• **What to work on**
Copy out the listing exactly.

+ + + + +

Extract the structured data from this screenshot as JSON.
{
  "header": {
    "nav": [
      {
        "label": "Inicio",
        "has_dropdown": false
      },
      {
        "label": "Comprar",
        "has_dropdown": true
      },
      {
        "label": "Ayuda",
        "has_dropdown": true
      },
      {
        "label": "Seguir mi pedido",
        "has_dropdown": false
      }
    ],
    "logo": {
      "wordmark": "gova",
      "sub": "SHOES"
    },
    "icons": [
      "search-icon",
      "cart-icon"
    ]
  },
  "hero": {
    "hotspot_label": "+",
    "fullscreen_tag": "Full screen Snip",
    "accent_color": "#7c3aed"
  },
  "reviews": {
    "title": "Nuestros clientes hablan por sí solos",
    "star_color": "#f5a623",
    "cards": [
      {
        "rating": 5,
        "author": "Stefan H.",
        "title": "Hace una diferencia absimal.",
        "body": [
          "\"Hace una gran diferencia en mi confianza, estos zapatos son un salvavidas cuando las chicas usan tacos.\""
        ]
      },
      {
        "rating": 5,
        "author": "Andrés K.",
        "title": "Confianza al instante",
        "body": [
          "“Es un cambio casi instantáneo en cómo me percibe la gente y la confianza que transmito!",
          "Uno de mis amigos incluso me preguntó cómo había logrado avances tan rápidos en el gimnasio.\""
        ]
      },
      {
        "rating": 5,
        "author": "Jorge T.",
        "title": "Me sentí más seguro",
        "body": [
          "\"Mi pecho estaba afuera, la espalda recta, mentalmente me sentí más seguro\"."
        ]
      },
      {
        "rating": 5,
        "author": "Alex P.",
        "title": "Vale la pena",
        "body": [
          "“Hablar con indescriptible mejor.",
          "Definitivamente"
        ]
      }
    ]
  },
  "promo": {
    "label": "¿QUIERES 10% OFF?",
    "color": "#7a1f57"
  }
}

+ + + + +

• **Task response**
Extract the structured data from this screenshot as JSON.
{
  "header": {
    "nav": [
      {
        "label": "Inicio",
        "has_dropdown": false
      },
      {
        "label": "Comprar",
        "has_dropdown": true
      },
      {
        "label": "Ayuda",
        "has_dropdown": true
      },
      {
        "label": "Seguir mi pedido",
        "has_dropdown": false
      }
    ],
    "logo": {
      "wordmark": "gova",
      "sub": "SHOES"
    },
    "icons": [
      "search-icon",
      "cart-icon"
    ]
  },
  "hero": {
    "hotspot_label": "+",
    "fullscreen_tag": "Full screen Snip",
    "accent_color": "#7c3aed"
  },
  "reviews": {
    "title": "Nuestros clientes hablan por sí solos",
    "star_color": "#f5a623",
    "cards": [
      {
        "rating": 5,
        "author": "Stefan H.",
        "title": "Hace una diferencia absimal.",
        "body": [
          "\"Hace una gran diferencia en mi confianza, estos zapatos son un salvavidas cuando las chicas usan tacos.\""
        ]
      },
      {
        "rating": 5,
        "author": "Andrés K.",
        "title": "Confianza al instante",
        "body": [
          "“Es un cambio casi instantáneo en cómo me percibe la gente y la confianza que transmito!",
          "Uno de mis amigos incluso me preguntó cómo había logrado avances tan rápidos en el gimnasio.\""
        ]
      },
      {
        "rating": 5,
        "author": "Jorge T.",
        "title": "Me sentí más seguro",
        "body": [
          "\"Mi pecho estaba afuera, la espalda recta, mentalmente me sentí más seguro\"."
        ]
      },
      {
        "rating": 5,
        "author": "Alex P.",
        "title": "Vale la pena",
        "body": [
          "“Hablar con indescriptible mejor.",
          "Definitivamente"
        ]
      }
    ]
  },
  "promo": {
    "label": "¿QUIERES 10% OFF?",
    "color": "#7a1f57"
  }
}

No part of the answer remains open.